> **Do this**: Which lines in the records below contain the word "gazowej"? Copy each one out.
━━━ Raw records ━━━
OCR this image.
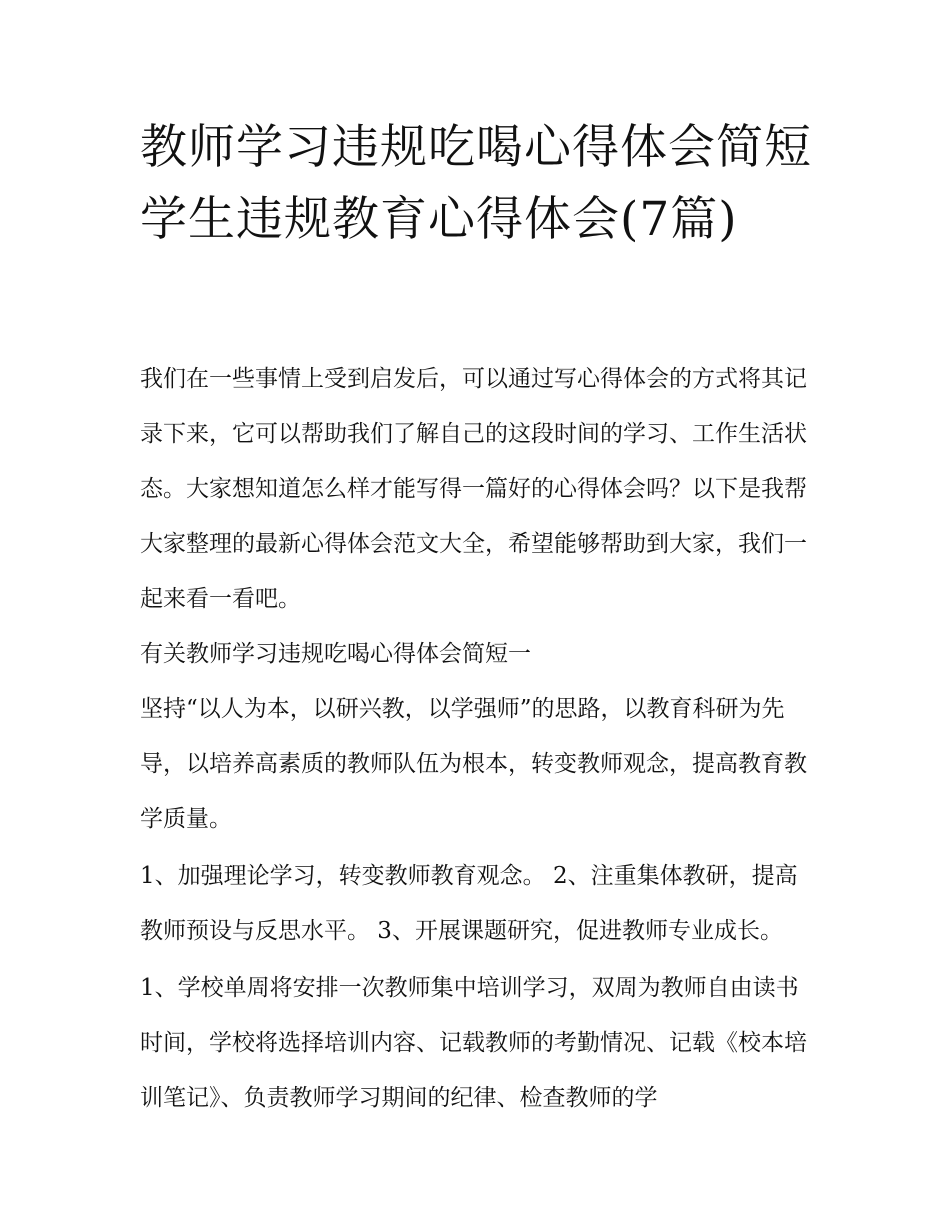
教师学习违规吃喝心得体会简短 学生违规教育心得体会(7篇)

我们在一些事情上受到启发后，可以通过写心得体会的方式将其记录下来，它可以帮助我们了解自己的这段时间的学习、工作生活状态。大家想知道怎么样才能写得一篇好的心得体会吗？以下是我帮大家整理的最新心得体会范文大全，希望能够帮助到大家，我们一起来看一看吧。

有关教师学习违规吃喝心得体会简短一

坚持“以人为本，以研兴教，以学强师”的思路，以教育科研为先导，以培养高素质的教师队伍为根本，转变教师观念，提高教育教学质量。

1、加强理论学习，转变教师教育观念。 2、注重集体教研，提高教师预设与反思水平。 3、开展课题研究，促进教师专业成长。

1、学校单周将安排一次教师集中培训学习，双周为教师自由读书时间，学校将选择培训内容、记载教师的考勤情况、记载《校本培训笔记》、负责教师学习期间的纪律、检查教师的学
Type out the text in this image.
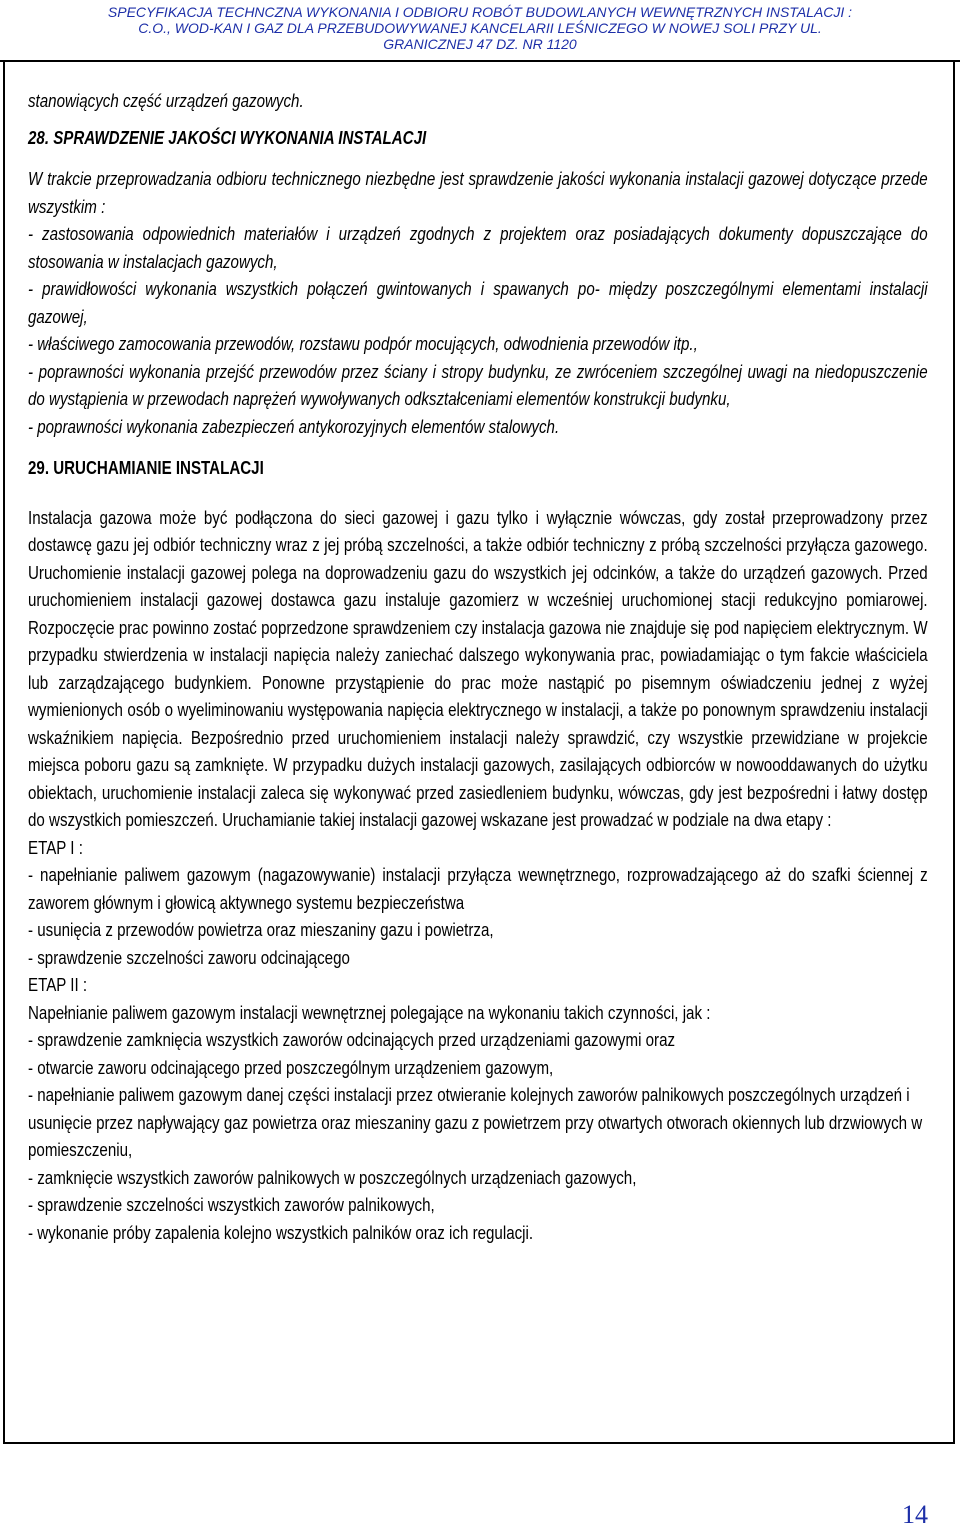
SPECYFIKACJA TECHNCZNA WYKONANIA I ODBIORU ROBÓT BUDOWLANYCH WEWNĘTRZNYCH INSTALACJI :
C.O., WOD-KAN I GAZ DLA PRZEBUDOWYWANEJ KANCELARII LEŚNICZEGO W NOWEJ SOLI PRZY UL.
GRANICZNEJ 47 DZ. NR 1120

stanowiących część urządzeń gazowych.

28. SPRAWDZENIE JAKOŚCI WYKONANIA INSTALACJI

W trakcie przeprowadzania odbioru technicznego niezbędne jest sprawdzenie jakości wykonania instalacji gazowej dotyczące przede wszystkim :

- zastosowania odpowiednich materiałów i urządzeń zgodnych z projektem oraz posiadających dokumenty dopuszczające do stosowania w instalacjach gazowych,

- prawidłowości wykonania wszystkich połączeń gwintowanych i spawanych po- między poszczególnymi elementami instalacji gazowej,

- właściwego zamocowania przewodów, rozstawu podpór mocujących, odwodnienia przewodów itp.,

- poprawności wykonania przejść przewodów przez ściany i stropy budynku, ze zwróceniem szczególnej uwagi na niedopuszczenie do wystąpienia w przewodach naprężeń wywoływanych odkształceniami elementów konstrukcji budynku,

- poprawności wykonania zabezpieczeń antykorozyjnych elementów stalowych.

29. URUCHAMIANIE INSTALACJI

Instalacja gazowa może być podłączona do sieci gazowej i gazu tylko i wyłącznie wówczas, gdy został przeprowadzony przez dostawcę gazu jej odbiór techniczny wraz z jej próbą szczelności, a także odbiór techniczny z próbą szczelności przyłącza gazowego. Uruchomienie instalacji gazowej polega na doprowadzeniu gazu do wszystkich jej odcinków, a także do urządzeń gazowych. Przed uruchomieniem instalacji gazowej dostawca gazu instaluje gazomierz w wcześniej uruchomionej stacji redukcyjno pomiarowej. Rozpoczęcie prac powinno zostać poprzedzone sprawdzeniem czy instalacja gazowa nie znajduje się pod napięciem elektrycznym. W przypadku stwierdzenia w instalacji napięcia należy zaniechać dalszego wykonywania prac, powiadamiając o tym fakcie właściciela lub zarządzającego budynkiem. Ponowne przystąpienie do prac może nastąpić po pisemnym oświadczeniu jednej z wyżej wymienionych osób o wyeliminowaniu występowania napięcia elektrycznego w instalacji, a także po ponownym sprawdzeniu instalacji wskaźnikiem napięcia. Bezpośrednio przed uruchomieniem instalacji należy sprawdzić, czy wszystkie przewidziane w projekcie miejsca poboru gazu są zamknięte. W przypadku dużych instalacji gazowych, zasilających odbiorców w nowooddawanych do użytku obiektach, uruchomienie instalacji zaleca się wykonywać przed zasiedleniem budynku, wówczas, gdy jest bezpośredni i łatwy dostęp do wszystkich pomieszczeń. Uruchamianie takiej instalacji gazowej wskazane jest prowadzać w podziale na dwa etapy :

ETAP I :

- napełnianie paliwem gazowym (nagazowywanie) instalacji przyłącza wewnętrznego, rozprowadzającego aż do szafki ściennej z zaworem głównym i głowicą aktywnego systemu bezpieczeństwa

- usunięcia z przewodów powietrza oraz mieszaniny gazu i powietrza,

- sprawdzenie szczelności zaworu odcinającego

ETAP II :

Napełnianie paliwem gazowym instalacji wewnętrznej polegające na wykonaniu takich czynności, jak :

- sprawdzenie zamknięcia wszystkich zaworów odcinających przed urządzeniami gazowymi oraz

- otwarcie zaworu odcinającego przed poszczególnym urządzeniem gazowym,

- napełnianie paliwem gazowym danej części instalacji przez otwieranie kolejnych zaworów palnikowych poszczególnych urządzeń i usunięcie przez napływający gaz powietrza oraz mieszaniny gazu z powietrzem przy otwartych otworach okiennych lub drzwiowych w pomieszczeniu,

- zamknięcie wszystkich zaworów palnikowych w poszczególnych urządzeniach gazowych,

- sprawdzenie szczelności wszystkich zaworów palnikowych,

- wykonanie próby zapalenia kolejno wszystkich palników oraz ich regulacji.

14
━━━
> **The response**:
W trakcie przeprowadzania odbioru technicznego niezbędne jest sprawdzenie jakości wykonania instalacji gazowej dotyczące przede wszystkim :
- prawidłowości wykonania wszystkich połączeń gwintowanych i spawanych po- między poszczególnymi elementami instalacji gazowej,
Instalacja gazowa może być podłączona do sieci gazowej i gazu tylko i wyłącznie wówczas, gdy został przeprowadzony przez dostawcę gazu jej odbiór techniczny wraz z jej próbą szczelności, a także odbiór techniczny z próbą szczelności przyłącza gazowego. Uruchomienie instalacji gazowej polega na doprowadzeniu gazu do wszystkich jej odcinków, a także do urządzeń gazowych. Przed uruchomieniem instalacji gazowej dostawca gazu instaluje gazomierz w wcześniej uruchomionej stacji redukcyjno pomiarowej. Rozpoczęcie prac powinno zostać poprzedzone sprawdzeniem czy instalacja gazowa nie znajduje się pod napięciem elektrycznym. W przypadku stwierdzenia w instalacji napięcia należy zaniechać dalszego wykonywania prac, powiadamiając o tym fakcie właściciela lub zarządzającego budynkiem. Ponowne przystąpienie do prac może nastąpić po pisemnym oświadczeniu jednej z wyżej wymienionych osób o wyeliminowaniu występowania napięcia elektrycznego w instalacji, a także po ponownym sprawdzeniu instalacji wskaźnikiem napięcia. Bezpośrednio przed uruchomieniem instalacji należy sprawdzić, czy wszystkie przewidziane w projekcie miejsca poboru gazu są zamknięte. W przypadku dużych instalacji gazowych, zasilających odbiorców w nowooddawanych do użytku obiektach, uruchomienie instalacji zaleca się wykonywać przed zasiedleniem budynku, wówczas, gdy jest bezpośredni i łatwy dostęp do wszystkich pomieszczeń. Uruchamianie takiej instalacji gazowej wskazane jest prowadzać w podziale na dwa etapy :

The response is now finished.